EXERCISE BRIEF:
Reproduce the lines below without any changes.

PROVIDED RECORDS:
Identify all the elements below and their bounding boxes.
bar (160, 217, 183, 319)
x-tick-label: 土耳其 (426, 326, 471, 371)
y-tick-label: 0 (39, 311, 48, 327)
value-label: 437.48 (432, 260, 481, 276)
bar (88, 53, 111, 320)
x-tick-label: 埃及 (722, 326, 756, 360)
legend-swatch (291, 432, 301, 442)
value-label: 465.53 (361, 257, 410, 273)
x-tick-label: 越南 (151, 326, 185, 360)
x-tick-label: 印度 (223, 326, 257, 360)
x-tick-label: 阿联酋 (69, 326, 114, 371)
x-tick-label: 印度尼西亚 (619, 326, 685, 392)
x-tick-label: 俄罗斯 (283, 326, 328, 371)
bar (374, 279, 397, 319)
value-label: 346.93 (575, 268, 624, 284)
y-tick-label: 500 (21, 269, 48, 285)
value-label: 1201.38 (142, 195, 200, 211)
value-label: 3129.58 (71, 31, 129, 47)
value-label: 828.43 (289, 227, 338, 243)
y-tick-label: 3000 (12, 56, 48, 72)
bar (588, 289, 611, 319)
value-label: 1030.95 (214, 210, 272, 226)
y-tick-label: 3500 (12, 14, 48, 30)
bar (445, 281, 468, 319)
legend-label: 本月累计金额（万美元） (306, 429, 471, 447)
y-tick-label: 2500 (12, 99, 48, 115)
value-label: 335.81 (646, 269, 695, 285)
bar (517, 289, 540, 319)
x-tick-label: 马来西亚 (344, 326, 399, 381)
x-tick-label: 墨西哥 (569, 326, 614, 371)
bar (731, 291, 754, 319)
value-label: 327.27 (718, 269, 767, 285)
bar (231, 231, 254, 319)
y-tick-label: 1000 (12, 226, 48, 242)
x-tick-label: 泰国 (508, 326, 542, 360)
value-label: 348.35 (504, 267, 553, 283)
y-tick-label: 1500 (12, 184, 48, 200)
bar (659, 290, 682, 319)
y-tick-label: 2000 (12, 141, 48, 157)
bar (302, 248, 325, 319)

COMPLETE OUTPUT:
Identify all the elements below and their bounding boxes.
bar (160, 217, 183, 319)
x-tick-label: 土耳其 (426, 326, 471, 371)
y-tick-label: 0 (39, 311, 48, 327)
value-label: 437.48 (432, 260, 481, 276)
bar (88, 53, 111, 320)
x-tick-label: 埃及 (722, 326, 756, 360)
legend-swatch (291, 432, 301, 442)
value-label: 465.53 (361, 257, 410, 273)
x-tick-label: 越南 (151, 326, 185, 360)
x-tick-label: 印度 (223, 326, 257, 360)
x-tick-label: 阿联酋 (69, 326, 114, 371)
x-tick-label: 印度尼西亚 (619, 326, 685, 392)
x-tick-label: 俄罗斯 (283, 326, 328, 371)
bar (374, 279, 397, 319)
value-label: 346.93 (575, 268, 624, 284)
y-tick-label: 500 (21, 269, 48, 285)
value-label: 1201.38 (142, 195, 200, 211)
value-label: 3129.58 (71, 31, 129, 47)
value-label: 828.43 (289, 227, 338, 243)
y-tick-label: 3000 (12, 56, 48, 72)
bar (588, 289, 611, 319)
value-label: 1030.95 (214, 210, 272, 226)
y-tick-label: 3500 (12, 14, 48, 30)
bar (445, 281, 468, 319)
legend-label: 本月累计金额（万美元） (306, 429, 471, 447)
y-tick-label: 2500 (12, 99, 48, 115)
value-label: 335.81 (646, 269, 695, 285)
bar (517, 289, 540, 319)
x-tick-label: 马来西亚 (344, 326, 399, 381)
x-tick-label: 墨西哥 (569, 326, 614, 371)
bar (731, 291, 754, 319)
value-label: 327.27 (718, 269, 767, 285)
bar (231, 231, 254, 319)
y-tick-label: 1000 (12, 226, 48, 242)
x-tick-label: 泰国 (508, 326, 542, 360)
value-label: 348.35 (504, 267, 553, 283)
y-tick-label: 1500 (12, 184, 48, 200)
bar (659, 290, 682, 319)
y-tick-label: 2000 (12, 141, 48, 157)
bar (302, 248, 325, 319)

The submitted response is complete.